--- Start Material provided ---
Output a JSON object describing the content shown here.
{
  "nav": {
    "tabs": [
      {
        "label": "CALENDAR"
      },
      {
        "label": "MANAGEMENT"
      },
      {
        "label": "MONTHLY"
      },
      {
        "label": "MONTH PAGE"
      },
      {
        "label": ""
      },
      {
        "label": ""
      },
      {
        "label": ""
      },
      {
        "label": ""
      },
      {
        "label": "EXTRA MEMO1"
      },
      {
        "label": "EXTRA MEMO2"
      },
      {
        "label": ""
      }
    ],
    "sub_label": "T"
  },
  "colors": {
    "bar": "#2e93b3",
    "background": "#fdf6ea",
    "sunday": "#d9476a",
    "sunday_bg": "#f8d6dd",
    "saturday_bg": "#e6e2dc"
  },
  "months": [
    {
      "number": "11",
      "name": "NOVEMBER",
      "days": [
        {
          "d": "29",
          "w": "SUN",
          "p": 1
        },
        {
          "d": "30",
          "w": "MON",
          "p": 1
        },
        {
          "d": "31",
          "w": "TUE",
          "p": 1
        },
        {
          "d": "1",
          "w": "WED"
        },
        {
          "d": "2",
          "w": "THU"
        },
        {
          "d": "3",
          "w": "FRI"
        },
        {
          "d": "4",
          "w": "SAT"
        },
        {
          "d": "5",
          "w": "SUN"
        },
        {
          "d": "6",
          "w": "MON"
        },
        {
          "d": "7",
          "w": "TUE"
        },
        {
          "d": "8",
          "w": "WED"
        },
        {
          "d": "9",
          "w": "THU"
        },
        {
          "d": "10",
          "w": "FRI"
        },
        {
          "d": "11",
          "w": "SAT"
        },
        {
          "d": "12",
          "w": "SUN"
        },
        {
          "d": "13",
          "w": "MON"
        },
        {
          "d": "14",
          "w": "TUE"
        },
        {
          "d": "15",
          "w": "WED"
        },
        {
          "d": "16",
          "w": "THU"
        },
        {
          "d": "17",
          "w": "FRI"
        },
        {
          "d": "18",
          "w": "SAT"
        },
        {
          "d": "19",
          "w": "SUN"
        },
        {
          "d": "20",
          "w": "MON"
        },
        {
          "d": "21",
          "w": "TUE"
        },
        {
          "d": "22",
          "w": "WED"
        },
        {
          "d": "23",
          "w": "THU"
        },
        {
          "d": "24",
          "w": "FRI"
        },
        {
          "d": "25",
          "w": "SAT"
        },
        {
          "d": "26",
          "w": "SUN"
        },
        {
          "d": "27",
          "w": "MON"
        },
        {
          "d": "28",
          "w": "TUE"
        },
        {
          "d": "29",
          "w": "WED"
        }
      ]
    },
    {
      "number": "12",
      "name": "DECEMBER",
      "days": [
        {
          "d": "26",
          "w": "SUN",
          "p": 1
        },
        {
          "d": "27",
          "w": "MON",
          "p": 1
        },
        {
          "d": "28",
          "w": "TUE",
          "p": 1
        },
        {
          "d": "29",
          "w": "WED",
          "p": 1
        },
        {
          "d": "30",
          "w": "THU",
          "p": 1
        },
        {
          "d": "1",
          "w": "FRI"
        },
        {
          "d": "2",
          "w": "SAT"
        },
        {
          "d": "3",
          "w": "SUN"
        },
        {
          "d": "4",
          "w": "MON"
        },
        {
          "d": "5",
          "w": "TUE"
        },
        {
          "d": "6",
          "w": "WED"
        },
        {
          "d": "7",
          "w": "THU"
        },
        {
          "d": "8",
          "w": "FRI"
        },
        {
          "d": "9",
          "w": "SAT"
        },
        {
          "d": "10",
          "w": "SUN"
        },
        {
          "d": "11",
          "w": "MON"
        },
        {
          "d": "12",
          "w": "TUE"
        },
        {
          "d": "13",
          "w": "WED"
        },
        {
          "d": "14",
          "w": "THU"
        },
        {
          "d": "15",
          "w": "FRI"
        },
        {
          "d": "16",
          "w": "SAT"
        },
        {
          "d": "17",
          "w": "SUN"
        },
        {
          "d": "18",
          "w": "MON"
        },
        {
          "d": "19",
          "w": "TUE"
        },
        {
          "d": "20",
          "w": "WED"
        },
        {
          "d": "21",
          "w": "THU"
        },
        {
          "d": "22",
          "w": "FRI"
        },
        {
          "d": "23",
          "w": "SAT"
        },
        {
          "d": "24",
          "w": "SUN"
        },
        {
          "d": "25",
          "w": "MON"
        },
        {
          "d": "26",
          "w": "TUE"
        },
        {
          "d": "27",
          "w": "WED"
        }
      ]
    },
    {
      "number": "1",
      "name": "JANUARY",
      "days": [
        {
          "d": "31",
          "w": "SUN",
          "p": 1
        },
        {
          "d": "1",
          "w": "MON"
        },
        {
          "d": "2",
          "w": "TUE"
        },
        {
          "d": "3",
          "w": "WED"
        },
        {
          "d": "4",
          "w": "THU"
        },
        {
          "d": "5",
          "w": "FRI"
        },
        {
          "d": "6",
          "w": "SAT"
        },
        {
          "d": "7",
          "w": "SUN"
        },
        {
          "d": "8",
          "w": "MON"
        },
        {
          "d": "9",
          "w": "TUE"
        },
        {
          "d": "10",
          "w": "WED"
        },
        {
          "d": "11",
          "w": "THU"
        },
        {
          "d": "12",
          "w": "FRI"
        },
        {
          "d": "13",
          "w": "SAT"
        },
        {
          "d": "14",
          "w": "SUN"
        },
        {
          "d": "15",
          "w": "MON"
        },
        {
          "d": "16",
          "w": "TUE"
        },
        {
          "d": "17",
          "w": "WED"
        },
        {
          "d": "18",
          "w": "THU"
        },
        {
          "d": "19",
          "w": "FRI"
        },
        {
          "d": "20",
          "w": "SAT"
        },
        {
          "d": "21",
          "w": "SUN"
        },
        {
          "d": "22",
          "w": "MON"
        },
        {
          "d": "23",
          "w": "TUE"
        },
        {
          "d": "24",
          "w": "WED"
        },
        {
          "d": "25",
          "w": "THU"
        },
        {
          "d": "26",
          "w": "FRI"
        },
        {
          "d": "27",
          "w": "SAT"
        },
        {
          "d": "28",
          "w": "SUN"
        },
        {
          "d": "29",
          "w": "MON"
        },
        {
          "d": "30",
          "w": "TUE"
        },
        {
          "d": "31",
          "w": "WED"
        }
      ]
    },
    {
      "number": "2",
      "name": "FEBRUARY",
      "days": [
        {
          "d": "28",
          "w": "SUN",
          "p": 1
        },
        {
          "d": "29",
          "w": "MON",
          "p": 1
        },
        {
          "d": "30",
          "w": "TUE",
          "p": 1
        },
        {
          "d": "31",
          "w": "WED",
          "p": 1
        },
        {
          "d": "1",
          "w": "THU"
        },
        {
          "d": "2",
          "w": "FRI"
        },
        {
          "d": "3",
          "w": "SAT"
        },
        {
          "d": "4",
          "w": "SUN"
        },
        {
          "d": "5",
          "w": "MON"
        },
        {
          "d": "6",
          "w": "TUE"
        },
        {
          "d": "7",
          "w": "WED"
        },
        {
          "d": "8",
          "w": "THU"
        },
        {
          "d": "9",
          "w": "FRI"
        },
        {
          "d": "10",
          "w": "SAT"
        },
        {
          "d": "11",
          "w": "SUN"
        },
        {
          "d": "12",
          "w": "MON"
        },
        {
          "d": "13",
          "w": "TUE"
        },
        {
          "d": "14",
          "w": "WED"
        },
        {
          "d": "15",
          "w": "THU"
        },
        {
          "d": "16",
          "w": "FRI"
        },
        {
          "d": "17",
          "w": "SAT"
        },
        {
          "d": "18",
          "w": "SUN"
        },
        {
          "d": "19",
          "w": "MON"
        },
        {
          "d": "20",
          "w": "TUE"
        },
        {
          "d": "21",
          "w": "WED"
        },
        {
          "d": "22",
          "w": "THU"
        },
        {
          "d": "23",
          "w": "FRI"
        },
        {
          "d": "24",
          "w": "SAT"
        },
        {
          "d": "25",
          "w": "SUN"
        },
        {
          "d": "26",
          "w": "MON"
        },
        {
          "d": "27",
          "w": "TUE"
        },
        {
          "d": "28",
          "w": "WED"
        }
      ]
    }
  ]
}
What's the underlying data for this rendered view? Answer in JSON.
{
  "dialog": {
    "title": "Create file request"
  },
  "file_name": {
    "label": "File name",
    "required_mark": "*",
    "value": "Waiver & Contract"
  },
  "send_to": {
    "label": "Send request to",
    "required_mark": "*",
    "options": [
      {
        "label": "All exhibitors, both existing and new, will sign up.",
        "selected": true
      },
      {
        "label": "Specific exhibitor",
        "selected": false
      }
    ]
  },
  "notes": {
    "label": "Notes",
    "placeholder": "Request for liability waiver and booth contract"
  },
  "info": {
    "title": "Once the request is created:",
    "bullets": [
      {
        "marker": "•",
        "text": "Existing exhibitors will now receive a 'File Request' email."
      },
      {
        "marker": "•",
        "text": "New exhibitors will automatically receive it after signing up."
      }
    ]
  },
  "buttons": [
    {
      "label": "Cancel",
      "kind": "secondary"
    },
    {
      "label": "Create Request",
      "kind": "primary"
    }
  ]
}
--- End Material provided ---
Stated goal | Extract every line from the records above that contains the word "receive".

Answer |
        "text": "Existing exhibitors will now receive a 'File Request' email."
        "text": "New exhibitors will automatically receive it after signing up."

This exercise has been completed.